_EXERCISE DESCRIPTION_
Extract the listing in its entirety, keeping each line identical to the original.

┏━━

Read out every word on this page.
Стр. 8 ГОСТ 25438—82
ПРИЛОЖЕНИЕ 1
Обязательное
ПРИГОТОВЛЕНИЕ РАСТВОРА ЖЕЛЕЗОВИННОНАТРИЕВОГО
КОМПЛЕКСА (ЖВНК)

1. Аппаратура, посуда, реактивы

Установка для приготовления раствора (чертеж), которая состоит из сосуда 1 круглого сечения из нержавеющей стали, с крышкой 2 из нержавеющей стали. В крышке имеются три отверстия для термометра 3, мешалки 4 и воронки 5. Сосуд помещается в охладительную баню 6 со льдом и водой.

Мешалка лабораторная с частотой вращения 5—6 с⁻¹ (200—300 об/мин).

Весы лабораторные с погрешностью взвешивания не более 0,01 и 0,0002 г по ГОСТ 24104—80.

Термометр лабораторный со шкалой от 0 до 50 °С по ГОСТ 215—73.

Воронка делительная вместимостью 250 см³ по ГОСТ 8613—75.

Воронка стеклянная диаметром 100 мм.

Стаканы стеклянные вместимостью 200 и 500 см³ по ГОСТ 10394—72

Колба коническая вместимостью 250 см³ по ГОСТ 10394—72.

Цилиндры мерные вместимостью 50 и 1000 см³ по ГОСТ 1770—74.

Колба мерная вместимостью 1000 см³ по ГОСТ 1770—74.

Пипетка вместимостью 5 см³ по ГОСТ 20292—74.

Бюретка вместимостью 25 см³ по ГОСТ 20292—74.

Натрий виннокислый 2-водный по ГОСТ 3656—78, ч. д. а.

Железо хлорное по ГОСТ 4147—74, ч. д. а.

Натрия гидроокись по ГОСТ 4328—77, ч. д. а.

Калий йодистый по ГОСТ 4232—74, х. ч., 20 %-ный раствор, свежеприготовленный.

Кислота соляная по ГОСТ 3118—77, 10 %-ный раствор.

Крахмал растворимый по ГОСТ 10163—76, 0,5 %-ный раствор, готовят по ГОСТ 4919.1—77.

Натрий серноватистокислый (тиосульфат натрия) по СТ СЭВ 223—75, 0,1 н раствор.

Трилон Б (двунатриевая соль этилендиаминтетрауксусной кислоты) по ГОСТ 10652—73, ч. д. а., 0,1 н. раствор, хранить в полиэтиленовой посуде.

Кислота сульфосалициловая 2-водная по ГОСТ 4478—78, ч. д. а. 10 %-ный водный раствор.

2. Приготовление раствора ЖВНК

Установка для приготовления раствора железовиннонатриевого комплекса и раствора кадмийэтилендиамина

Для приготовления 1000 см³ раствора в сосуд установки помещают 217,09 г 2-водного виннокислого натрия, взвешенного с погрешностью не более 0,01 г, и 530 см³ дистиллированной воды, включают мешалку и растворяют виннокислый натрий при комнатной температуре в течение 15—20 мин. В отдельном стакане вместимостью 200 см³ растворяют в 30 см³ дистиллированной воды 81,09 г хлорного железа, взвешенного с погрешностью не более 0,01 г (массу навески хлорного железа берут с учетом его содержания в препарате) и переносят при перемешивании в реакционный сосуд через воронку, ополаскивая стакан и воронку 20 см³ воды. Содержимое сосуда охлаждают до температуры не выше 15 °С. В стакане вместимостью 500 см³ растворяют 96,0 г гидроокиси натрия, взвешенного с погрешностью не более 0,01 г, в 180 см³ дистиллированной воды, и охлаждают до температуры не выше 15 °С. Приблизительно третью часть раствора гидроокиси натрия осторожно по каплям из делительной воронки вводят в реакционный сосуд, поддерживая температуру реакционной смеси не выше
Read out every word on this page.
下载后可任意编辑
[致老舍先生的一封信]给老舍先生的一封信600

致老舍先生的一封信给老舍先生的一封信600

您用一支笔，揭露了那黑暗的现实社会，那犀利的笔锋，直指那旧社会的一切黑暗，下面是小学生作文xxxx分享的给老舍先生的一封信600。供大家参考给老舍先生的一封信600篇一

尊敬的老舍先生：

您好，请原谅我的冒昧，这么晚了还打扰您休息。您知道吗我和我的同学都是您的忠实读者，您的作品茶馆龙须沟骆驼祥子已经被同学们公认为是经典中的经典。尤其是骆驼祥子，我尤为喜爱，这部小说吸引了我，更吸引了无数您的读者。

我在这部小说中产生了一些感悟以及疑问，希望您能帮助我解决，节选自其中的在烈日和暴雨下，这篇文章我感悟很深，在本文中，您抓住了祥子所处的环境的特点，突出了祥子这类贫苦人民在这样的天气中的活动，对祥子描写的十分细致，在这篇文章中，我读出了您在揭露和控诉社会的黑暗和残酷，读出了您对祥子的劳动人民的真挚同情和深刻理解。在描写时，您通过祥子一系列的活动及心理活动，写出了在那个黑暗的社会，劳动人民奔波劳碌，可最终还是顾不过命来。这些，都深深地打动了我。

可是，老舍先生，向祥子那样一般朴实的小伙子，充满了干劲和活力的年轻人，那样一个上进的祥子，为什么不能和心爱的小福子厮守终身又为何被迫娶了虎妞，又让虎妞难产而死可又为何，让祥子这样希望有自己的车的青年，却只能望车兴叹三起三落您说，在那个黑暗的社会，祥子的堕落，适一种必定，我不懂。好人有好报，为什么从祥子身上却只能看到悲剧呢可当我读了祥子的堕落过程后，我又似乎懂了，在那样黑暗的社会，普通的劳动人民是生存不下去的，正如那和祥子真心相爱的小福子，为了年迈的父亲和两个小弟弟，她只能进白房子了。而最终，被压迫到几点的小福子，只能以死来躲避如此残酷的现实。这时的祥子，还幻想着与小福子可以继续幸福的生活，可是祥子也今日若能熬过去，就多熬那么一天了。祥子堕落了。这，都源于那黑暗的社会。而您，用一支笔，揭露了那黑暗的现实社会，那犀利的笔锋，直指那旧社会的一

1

┗━━

_PROBLEM SOLUTION_
Read out every word on this page.
Стр. 8 ГОСТ 25438—82
ПРИЛОЖЕНИЕ 1
Обязательное
ПРИГОТОВЛЕНИЕ РАСТВОРА ЖЕЛЕЗОВИННОНАТРИЕВОГО
КОМПЛЕКСА (ЖВНК)

1. Аппаратура, посуда, реактивы

Установка для приготовления раствора (чертеж), которая состоит из сосуда 1 круглого сечения из нержавеющей стали, с крышкой 2 из нержавеющей стали. В крышке имеются три отверстия для термометра 3, мешалки 4 и воронки 5. Сосуд помещается в охладительную баню 6 со льдом и водой.

Мешалка лабораторная с частотой вращения 5—6 с⁻¹ (200—300 об/мин).

Весы лабораторные с погрешностью взвешивания не более 0,01 и 0,0002 г по ГОСТ 24104—80.

Термометр лабораторный со шкалой от 0 до 50 °С по ГОСТ 215—73.

Воронка делительная вместимостью 250 см³ по ГОСТ 8613—75.

Воронка стеклянная диаметром 100 мм.

Стаканы стеклянные вместимостью 200 и 500 см³ по ГОСТ 10394—72

Колба коническая вместимостью 250 см³ по ГОСТ 10394—72.

Цилиндры мерные вместимостью 50 и 1000 см³ по ГОСТ 1770—74.

Колба мерная вместимостью 1000 см³ по ГОСТ 1770—74.

Пипетка вместимостью 5 см³ по ГОСТ 20292—74.

Бюретка вместимостью 25 см³ по ГОСТ 20292—74.

Натрий виннокислый 2-водный по ГОСТ 3656—78, ч. д. а.

Железо хлорное по ГОСТ 4147—74, ч. д. а.

Натрия гидроокись по ГОСТ 4328—77, ч. д. а.

Калий йодистый по ГОСТ 4232—74, х. ч., 20 %-ный раствор, свежеприготовленный.

Кислота соляная по ГОСТ 3118—77, 10 %-ный раствор.

Крахмал растворимый по ГОСТ 10163—76, 0,5 %-ный раствор, готовят по ГОСТ 4919.1—77.

Натрий серноватистокислый (тиосульфат натрия) по СТ СЭВ 223—75, 0,1 н раствор.

Трилон Б (двунатриевая соль этилендиаминтетрауксусной кислоты) по ГОСТ 10652—73, ч. д. а., 0,1 н. раствор, хранить в полиэтиленовой посуде.

Кислота сульфосалициловая 2-водная по ГОСТ 4478—78, ч. д. а. 10 %-ный водный раствор.

2. Приготовление раствора ЖВНК

Установка для приготовления раствора железовиннонатриевого комплекса и раствора кадмийэтилендиамина

Для приготовления 1000 см³ раствора в сосуд установки помещают 217,09 г 2-водного виннокислого натрия, взвешенного с погрешностью не более 0,01 г, и 530 см³ дистиллированной воды, включают мешалку и растворяют виннокислый натрий при комнатной температуре в течение 15—20 мин. В отдельном стакане вместимостью 200 см³ растворяют в 30 см³ дистиллированной воды 81,09 г хлорного железа, взвешенного с погрешностью не более 0,01 г (массу навески хлорного железа берут с учетом его содержания в препарате) и переносят при перемешивании в реакционный сосуд через воронку, ополаскивая стакан и воронку 20 см³ воды. Содержимое сосуда охлаждают до температуры не выше 15 °С. В стакане вместимостью 500 см³ растворяют 96,0 г гидроокиси натрия, взвешенного с погрешностью не более 0,01 г, в 180 см³ дистиллированной воды, и охлаждают до температуры не выше 15 °С. Приблизительно третью часть раствора гидроокиси натрия осторожно по каплям из делительной воронки вводят в реакционный сосуд, поддерживая температуру реакционной смеси не выше
Read out every word on this page.
下载后可任意编辑
[致老舍先生的一封信]给老舍先生的一封信600

致老舍先生的一封信给老舍先生的一封信600

您用一支笔，揭露了那黑暗的现实社会，那犀利的笔锋，直指那旧社会的一切黑暗，下面是小学生作文xxxx分享的给老舍先生的一封信600。供大家参考给老舍先生的一封信600篇一

尊敬的老舍先生：

您好，请原谅我的冒昧，这么晚了还打扰您休息。您知道吗我和我的同学都是您的忠实读者，您的作品茶馆龙须沟骆驼祥子已经被同学们公认为是经典中的经典。尤其是骆驼祥子，我尤为喜爱，这部小说吸引了我，更吸引了无数您的读者。

我在这部小说中产生了一些感悟以及疑问，希望您能帮助我解决，节选自其中的在烈日和暴雨下，这篇文章我感悟很深，在本文中，您抓住了祥子所处的环境的特点，突出了祥子这类贫苦人民在这样的天气中的活动，对祥子描写的十分细致，在这篇文章中，我读出了您在揭露和控诉社会的黑暗和残酷，读出了您对祥子的劳动人民的真挚同情和深刻理解。在描写时，您通过祥子一系列的活动及心理活动，写出了在那个黑暗的社会，劳动人民奔波劳碌，可最终还是顾不过命来。这些，都深深地打动了我。

可是，老舍先生，向祥子那样一般朴实的小伙子，充满了干劲和活力的年轻人，那样一个上进的祥子，为什么不能和心爱的小福子厮守终身又为何被迫娶了虎妞，又让虎妞难产而死可又为何，让祥子这样希望有自己的车的青年，却只能望车兴叹三起三落您说，在那个黑暗的社会，祥子的堕落，适一种必定，我不懂。好人有好报，为什么从祥子身上却只能看到悲剧呢可当我读了祥子的堕落过程后，我又似乎懂了，在那样黑暗的社会，普通的劳动人民是生存不下去的，正如那和祥子真心相爱的小福子，为了年迈的父亲和两个小弟弟，她只能进白房子了。而最终，被压迫到几点的小福子，只能以死来躲避如此残酷的现实。这时的祥子，还幻想着与小福子可以继续幸福的生活，可是祥子也今日若能熬过去，就多熬那么一天了。祥子堕落了。这，都源于那黑暗的社会。而您，用一支笔，揭露了那黑暗的现实社会，那犀利的笔锋，直指那旧社会的一

1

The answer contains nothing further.